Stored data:
┄┄┄┄┄┄┄┄┄┄┄┄┄┄┄┄┄┄┄┄

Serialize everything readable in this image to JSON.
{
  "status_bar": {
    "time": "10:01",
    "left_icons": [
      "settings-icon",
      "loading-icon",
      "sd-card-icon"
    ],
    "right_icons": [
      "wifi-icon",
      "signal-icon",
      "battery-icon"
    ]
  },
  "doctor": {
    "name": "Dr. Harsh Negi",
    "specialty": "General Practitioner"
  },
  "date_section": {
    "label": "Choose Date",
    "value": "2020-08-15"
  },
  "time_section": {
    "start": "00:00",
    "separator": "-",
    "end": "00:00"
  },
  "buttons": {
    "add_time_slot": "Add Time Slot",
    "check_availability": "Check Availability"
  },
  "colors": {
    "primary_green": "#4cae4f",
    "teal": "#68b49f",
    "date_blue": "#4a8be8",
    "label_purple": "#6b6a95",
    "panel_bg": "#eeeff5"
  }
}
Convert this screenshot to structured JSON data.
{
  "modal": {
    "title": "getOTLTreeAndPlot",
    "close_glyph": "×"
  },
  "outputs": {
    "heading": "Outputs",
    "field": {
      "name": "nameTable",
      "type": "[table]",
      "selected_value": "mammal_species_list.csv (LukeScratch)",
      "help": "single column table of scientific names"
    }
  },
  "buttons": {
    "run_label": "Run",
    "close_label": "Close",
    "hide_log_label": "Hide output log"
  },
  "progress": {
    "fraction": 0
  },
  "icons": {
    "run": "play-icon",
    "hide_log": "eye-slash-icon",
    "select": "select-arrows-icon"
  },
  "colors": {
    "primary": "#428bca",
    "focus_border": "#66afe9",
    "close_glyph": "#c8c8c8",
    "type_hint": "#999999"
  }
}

┄┄┄┄┄┄┄┄┄┄┄┄┄┄┄┄┄┄┄┄

#### Exercise brief
Identify all lines where the word "this" shows up. Copy them.

#### Result below
Serialize everything readable in this image to JSON.
Convert this screenshot to structured JSON data.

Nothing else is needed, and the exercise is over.